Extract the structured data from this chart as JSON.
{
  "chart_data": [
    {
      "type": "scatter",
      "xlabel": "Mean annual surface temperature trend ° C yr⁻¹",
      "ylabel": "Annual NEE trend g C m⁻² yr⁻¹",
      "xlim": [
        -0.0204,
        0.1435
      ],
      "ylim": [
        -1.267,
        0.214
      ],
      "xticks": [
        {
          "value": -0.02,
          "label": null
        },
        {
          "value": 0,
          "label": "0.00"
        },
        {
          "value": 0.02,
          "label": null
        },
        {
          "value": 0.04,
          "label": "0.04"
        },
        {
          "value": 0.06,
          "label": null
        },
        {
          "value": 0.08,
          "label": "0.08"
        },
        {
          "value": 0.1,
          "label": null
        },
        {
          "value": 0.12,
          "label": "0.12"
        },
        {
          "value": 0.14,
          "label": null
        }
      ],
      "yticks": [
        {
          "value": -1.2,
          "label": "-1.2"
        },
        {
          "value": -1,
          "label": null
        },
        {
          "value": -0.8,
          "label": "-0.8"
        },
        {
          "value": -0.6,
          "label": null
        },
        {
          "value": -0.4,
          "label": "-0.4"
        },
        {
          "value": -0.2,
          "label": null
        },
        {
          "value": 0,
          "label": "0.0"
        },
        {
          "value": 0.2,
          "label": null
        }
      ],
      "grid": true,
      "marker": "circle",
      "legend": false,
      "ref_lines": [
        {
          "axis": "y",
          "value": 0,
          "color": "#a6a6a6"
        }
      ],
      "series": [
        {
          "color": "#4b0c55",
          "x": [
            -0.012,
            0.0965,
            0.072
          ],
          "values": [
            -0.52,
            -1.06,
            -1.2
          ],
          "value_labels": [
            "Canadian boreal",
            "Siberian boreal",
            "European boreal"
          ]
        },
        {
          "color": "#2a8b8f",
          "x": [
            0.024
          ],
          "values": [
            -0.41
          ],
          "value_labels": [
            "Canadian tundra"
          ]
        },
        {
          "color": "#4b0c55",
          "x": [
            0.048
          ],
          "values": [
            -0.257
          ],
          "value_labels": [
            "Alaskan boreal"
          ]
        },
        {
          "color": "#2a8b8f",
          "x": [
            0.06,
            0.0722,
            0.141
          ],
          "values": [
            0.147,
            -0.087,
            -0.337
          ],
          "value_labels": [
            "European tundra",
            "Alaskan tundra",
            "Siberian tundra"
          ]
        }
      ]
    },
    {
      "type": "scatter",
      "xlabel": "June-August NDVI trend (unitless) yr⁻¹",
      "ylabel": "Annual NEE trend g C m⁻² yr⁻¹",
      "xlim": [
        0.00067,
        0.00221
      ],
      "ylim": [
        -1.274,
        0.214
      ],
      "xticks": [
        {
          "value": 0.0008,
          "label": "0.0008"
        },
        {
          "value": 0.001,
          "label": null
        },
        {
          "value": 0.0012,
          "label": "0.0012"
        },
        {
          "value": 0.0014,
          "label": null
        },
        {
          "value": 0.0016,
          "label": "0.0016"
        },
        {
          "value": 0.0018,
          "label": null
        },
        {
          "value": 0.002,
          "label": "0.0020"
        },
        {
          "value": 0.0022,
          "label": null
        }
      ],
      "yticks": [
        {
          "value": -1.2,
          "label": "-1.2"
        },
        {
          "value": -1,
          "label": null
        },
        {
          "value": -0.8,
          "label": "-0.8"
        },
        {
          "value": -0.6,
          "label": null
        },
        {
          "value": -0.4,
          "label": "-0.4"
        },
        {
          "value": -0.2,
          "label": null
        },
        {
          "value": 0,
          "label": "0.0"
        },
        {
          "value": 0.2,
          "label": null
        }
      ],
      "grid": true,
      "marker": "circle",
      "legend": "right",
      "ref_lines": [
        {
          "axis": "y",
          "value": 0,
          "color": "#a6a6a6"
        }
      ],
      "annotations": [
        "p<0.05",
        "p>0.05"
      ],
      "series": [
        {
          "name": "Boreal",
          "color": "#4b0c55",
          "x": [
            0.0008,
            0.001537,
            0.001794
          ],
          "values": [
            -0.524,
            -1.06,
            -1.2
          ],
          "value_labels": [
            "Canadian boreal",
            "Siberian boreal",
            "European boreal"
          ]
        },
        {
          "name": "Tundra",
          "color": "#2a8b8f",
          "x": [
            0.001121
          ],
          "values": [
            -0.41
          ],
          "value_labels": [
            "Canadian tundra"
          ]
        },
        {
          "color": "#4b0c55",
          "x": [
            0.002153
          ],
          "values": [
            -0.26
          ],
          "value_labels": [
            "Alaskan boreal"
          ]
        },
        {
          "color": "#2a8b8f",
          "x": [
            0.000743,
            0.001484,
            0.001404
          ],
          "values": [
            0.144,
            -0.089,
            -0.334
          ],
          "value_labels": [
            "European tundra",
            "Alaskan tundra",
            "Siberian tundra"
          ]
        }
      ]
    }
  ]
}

## DIRECTIONS:
Reproduce the listing above word for word.

## REPLY TO THE EXERCISE:
Extract the structured data from this chart as JSON.
{
  "chart_data": [
    {
      "type": "scatter",
      "xlabel": "Mean annual surface temperature trend ° C yr⁻¹",
      "ylabel": "Annual NEE trend g C m⁻² yr⁻¹",
      "xlim": [
        -0.0204,
        0.1435
      ],
      "ylim": [
        -1.267,
        0.214
      ],
      "xticks": [
        {
          "value": -0.02,
          "label": null
        },
        {
          "value": 0,
          "label": "0.00"
        },
        {
          "value": 0.02,
          "label": null
        },
        {
          "value": 0.04,
          "label": "0.04"
        },
        {
          "value": 0.06,
          "label": null
        },
        {
          "value": 0.08,
          "label": "0.08"
        },
        {
          "value": 0.1,
          "label": null
        },
        {
          "value": 0.12,
          "label": "0.12"
        },
        {
          "value": 0.14,
          "label": null
        }
      ],
      "yticks": [
        {
          "value": -1.2,
          "label": "-1.2"
        },
        {
          "value": -1,
          "label": null
        },
        {
          "value": -0.8,
          "label": "-0.8"
        },
        {
          "value": -0.6,
          "label": null
        },
        {
          "value": -0.4,
          "label": "-0.4"
        },
        {
          "value": -0.2,
          "label": null
        },
        {
          "value": 0,
          "label": "0.0"
        },
        {
          "value": 0.2,
          "label": null
        }
      ],
      "grid": true,
      "marker": "circle",
      "legend": false,
      "ref_lines": [
        {
          "axis": "y",
          "value": 0,
          "color": "#a6a6a6"
        }
      ],
      "series": [
        {
          "color": "#4b0c55",
          "x": [
            -0.012,
            0.0965,
            0.072
          ],
          "values": [
            -0.52,
            -1.06,
            -1.2
          ],
          "value_labels": [
            "Canadian boreal",
            "Siberian boreal",
            "European boreal"
          ]
        },
        {
          "color": "#2a8b8f",
          "x": [
            0.024
          ],
          "values": [
            -0.41
          ],
          "value_labels": [
            "Canadian tundra"
          ]
        },
        {
          "color": "#4b0c55",
          "x": [
            0.048
          ],
          "values": [
            -0.257
          ],
          "value_labels": [
            "Alaskan boreal"
          ]
        },
        {
          "color": "#2a8b8f",
          "x": [
            0.06,
            0.0722,
            0.141
          ],
          "values": [
            0.147,
            -0.087,
            -0.337
          ],
          "value_labels": [
            "European tundra",
            "Alaskan tundra",
            "Siberian tundra"
          ]
        }
      ]
    },
    {
      "type": "scatter",
      "xlabel": "June-August NDVI trend (unitless) yr⁻¹",
      "ylabel": "Annual NEE trend g C m⁻² yr⁻¹",
      "xlim": [
        0.00067,
        0.00221
      ],
      "ylim": [
        -1.274,
        0.214
      ],
      "xticks": [
        {
          "value": 0.0008,
          "label": "0.0008"
        },
        {
          "value": 0.001,
          "label": null
        },
        {
          "value": 0.0012,
          "label": "0.0012"
        },
        {
          "value": 0.0014,
          "label": null
        },
        {
          "value": 0.0016,
          "label": "0.0016"
        },
        {
          "value": 0.0018,
          "label": null
        },
        {
          "value": 0.002,
          "label": "0.0020"
        },
        {
          "value": 0.0022,
          "label": null
        }
      ],
      "yticks": [
        {
          "value": -1.2,
          "label": "-1.2"
        },
        {
          "value": -1,
          "label": null
        },
        {
          "value": -0.8,
          "label": "-0.8"
        },
        {
          "value": -0.6,
          "label": null
        },
        {
          "value": -0.4,
          "label": "-0.4"
        },
        {
          "value": -0.2,
          "label": null
        },
        {
          "value": 0,
          "label": "0.0"
        },
        {
          "value": 0.2,
          "label": null
        }
      ],
      "grid": true,
      "marker": "circle",
      "legend": "right",
      "ref_lines": [
        {
          "axis": "y",
          "value": 0,
          "color": "#a6a6a6"
        }
      ],
      "annotations": [
        "p<0.05",
        "p>0.05"
      ],
      "series": [
        {
          "name": "Boreal",
          "color": "#4b0c55",
          "x": [
            0.0008,
            0.001537,
            0.001794
          ],
          "values": [
            -0.524,
            -1.06,
            -1.2
          ],
          "value_labels": [
            "Canadian boreal",
            "Siberian boreal",
            "European boreal"
          ]
        },
        {
          "name": "Tundra",
          "color": "#2a8b8f",
          "x": [
            0.001121
          ],
          "values": [
            -0.41
          ],
          "value_labels": [
            "Canadian tundra"
          ]
        },
        {
          "color": "#4b0c55",
          "x": [
            0.002153
          ],
          "values": [
            -0.26
          ],
          "value_labels": [
            "Alaskan boreal"
          ]
        },
        {
          "color": "#2a8b8f",
          "x": [
            0.000743,
            0.001484,
            0.001404
          ],
          "values": [
            0.144,
            -0.089,
            -0.334
          ],
          "value_labels": [
            "European tundra",
            "Alaskan tundra",
            "Siberian tundra"
          ]
        }
      ]
    }
  ]
}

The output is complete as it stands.